[START]

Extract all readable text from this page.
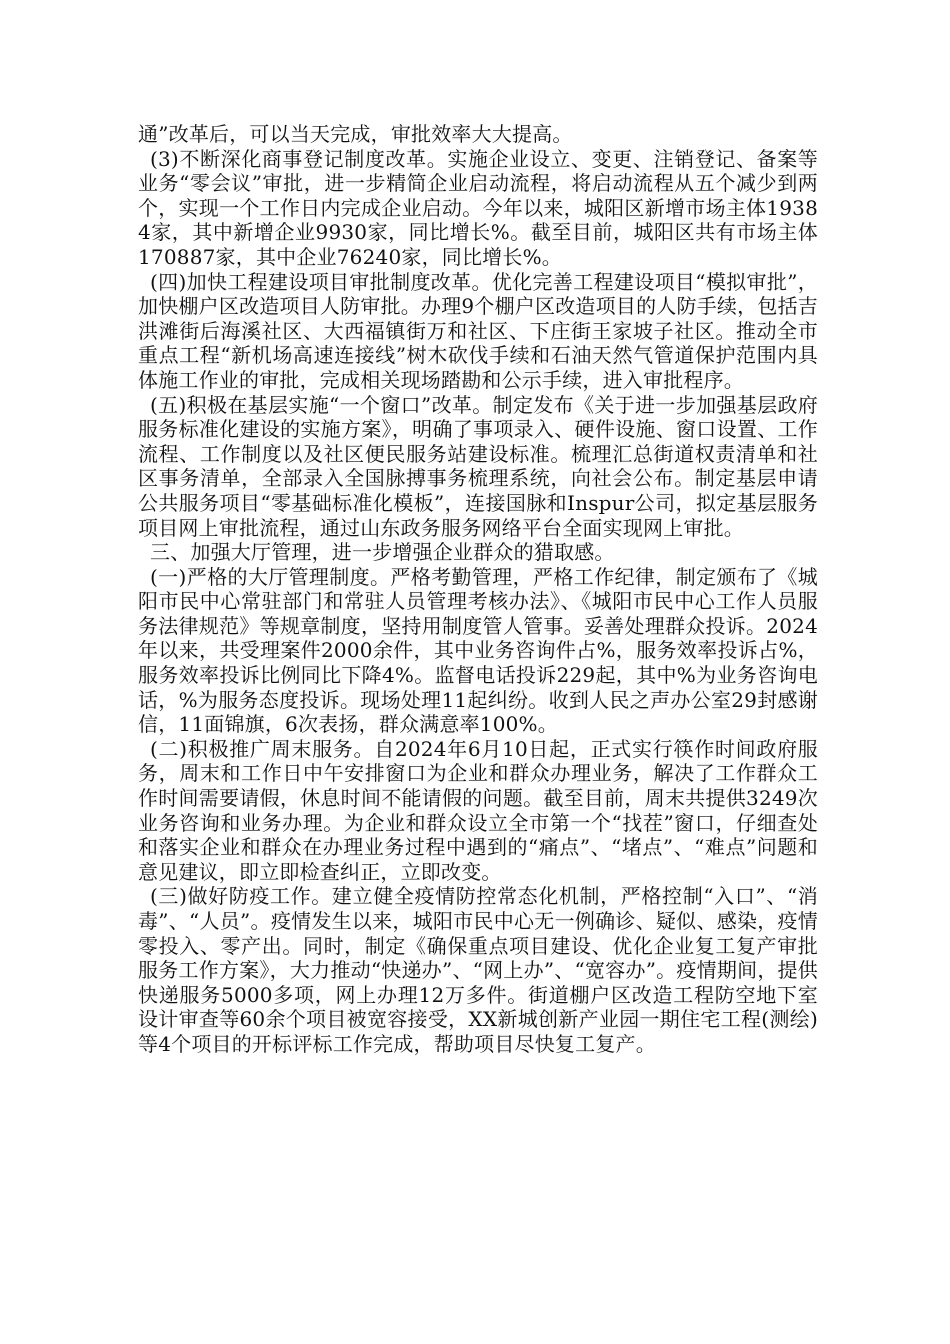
通”改革后，可以当天完成，审批效率大大提高。

(3)不断深化商事登记制度改革。实施企业设立、变更、注销登记、备案等业务“零会议”审批，进一步精简企业启动流程，将启动流程从五个减少到两个，实现一个工作日内完成企业启动。今年以来，城阳区新增市场主体19384家，其中新增企业9930家，同比增长%。截至目前，城阳区共有市场主体170887家，其中企业76240家，同比增长%。

(四)加快工程建设项目审批制度改革。优化完善工程建设项目“模拟审批”，加快棚户区改造项目人防审批。办理9个棚户区改造项目的人防手续，包括吉洪滩街后海溪社区、大西福镇街万和社区、下庄街王家坡子社区。推动全市重点工程“新机场高速连接线”树木砍伐手续和石油天然气管道保护范围内具体施工作业的审批，完成相关现场踏勘和公示手续，进入审批程序。

(五)积极在基层实施“一个窗口”改革。制定发布《关于进一步加强基层政府服务标准化建设的实施方案》，明确了事项录入、硬件设施、窗口设置、工作流程、工作制度以及社区便民服务站建设标准。梳理汇总街道权责清单和社区事务清单，全部录入全国脉搏事务梳理系统，向社会公布。制定基层申请公共服务项目“零基础标准化模板”，连接国脉和Inspur公司，拟定基层服务项目网上审批流程，通过山东政务服务网络平台全面实现网上审批。

三、加强大厅管理，进一步增强企业群众的猎取感。

(一)严格的大厅管理制度。严格考勤管理，严格工作纪律，制定颁布了《城阳市民中心常驻部门和常驻人员管理考核办法》、《城阳市民中心工作人员服务法律规范》等规章制度，坚持用制度管人管事。妥善处理群众投诉。2024年以来，共受理案件2000余件，其中业务咨询件占%，服务效率投诉占%，服务效率投诉比例同比下降4%。监督电话投诉229起，其中%为业务咨询电话，%为服务态度投诉。现场处理11起纠纷。收到人民之声办公室29封感谢信，11面锦旗，6次表扬，群众满意率100%。

(二)积极推广周末服务。自2024年6月10日起，正式实行筷作时间政府服务，周末和工作日中午安排窗口为企业和群众办理业务，解决了工作群众工作时间需要请假，休息时间不能请假的问题。截至目前，周末共提供3249次业务咨询和业务办理。为企业和群众设立全市第一个“找茬”窗口，仔细查处和落实企业和群众在办理业务过程中遇到的“痛点”、“堵点”、“难点”问题和意见建议，即立即检查纠正，立即改变。

(三)做好防疫工作。建立健全疫情防控常态化机制，严格控制“入口”、“消毒”、“人员”。疫情发生以来，城阳市民中心无一例确诊、疑似、感染，疫情零投入、零产出。同时，制定《确保重点项目建设、优化企业复工复产审批服务工作方案》，大力推动“快递办”、“网上办”、“宽容办”。疫情期间，提供快递服务5000多项，网上办理12万多件。街道棚户区改造工程防空地下室设计审查等60余个项目被宽容接受，XX新城创新产业园一期住宅工程(测绘)等4个项目的开标评标工作完成，帮助项目尽快复工复产。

[END]

Task prompt
Write out the material above again, word for word, minus its pictures.

Solution
Extract all readable text from this page.
通”改革后，可以当天完成，审批效率大大提高。

(3)不断深化商事登记制度改革。实施企业设立、变更、注销登记、备案等业务“零会议”审批，进一步精简企业启动流程，将启动流程从五个减少到两个，实现一个工作日内完成企业启动。今年以来，城阳区新增市场主体19384家，其中新增企业9930家，同比增长%。截至目前，城阳区共有市场主体170887家，其中企业76240家，同比增长%。

(四)加快工程建设项目审批制度改革。优化完善工程建设项目“模拟审批”，加快棚户区改造项目人防审批。办理9个棚户区改造项目的人防手续，包括吉洪滩街后海溪社区、大西福镇街万和社区、下庄街王家坡子社区。推动全市重点工程“新机场高速连接线”树木砍伐手续和石油天然气管道保护范围内具体施工作业的审批，完成相关现场踏勘和公示手续，进入审批程序。

(五)积极在基层实施“一个窗口”改革。制定发布《关于进一步加强基层政府服务标准化建设的实施方案》，明确了事项录入、硬件设施、窗口设置、工作流程、工作制度以及社区便民服务站建设标准。梳理汇总街道权责清单和社区事务清单，全部录入全国脉搏事务梳理系统，向社会公布。制定基层申请公共服务项目“零基础标准化模板”，连接国脉和Inspur公司，拟定基层服务项目网上审批流程，通过山东政务服务网络平台全面实现网上审批。

三、加强大厅管理，进一步增强企业群众的猎取感。

(一)严格的大厅管理制度。严格考勤管理，严格工作纪律，制定颁布了《城阳市民中心常驻部门和常驻人员管理考核办法》、《城阳市民中心工作人员服务法律规范》等规章制度，坚持用制度管人管事。妥善处理群众投诉。2024年以来，共受理案件2000余件，其中业务咨询件占%，服务效率投诉占%，服务效率投诉比例同比下降4%。监督电话投诉229起，其中%为业务咨询电话，%为服务态度投诉。现场处理11起纠纷。收到人民之声办公室29封感谢信，11面锦旗，6次表扬，群众满意率100%。

(二)积极推广周末服务。自2024年6月10日起，正式实行筷作时间政府服务，周末和工作日中午安排窗口为企业和群众办理业务，解决了工作群众工作时间需要请假，休息时间不能请假的问题。截至目前，周末共提供3249次业务咨询和业务办理。为企业和群众设立全市第一个“找茬”窗口，仔细查处和落实企业和群众在办理业务过程中遇到的“痛点”、“堵点”、“难点”问题和意见建议，即立即检查纠正，立即改变。

(三)做好防疫工作。建立健全疫情防控常态化机制，严格控制“入口”、“消毒”、“人员”。疫情发生以来，城阳市民中心无一例确诊、疑似、感染，疫情零投入、零产出。同时，制定《确保重点项目建设、优化企业复工复产审批服务工作方案》，大力推动“快递办”、“网上办”、“宽容办”。疫情期间，提供快递服务5000多项，网上办理12万多件。街道棚户区改造工程防空地下室设计审查等60余个项目被宽容接受，XX新城创新产业园一期住宅工程(测绘)等4个项目的开标评标工作完成，帮助项目尽快复工复产。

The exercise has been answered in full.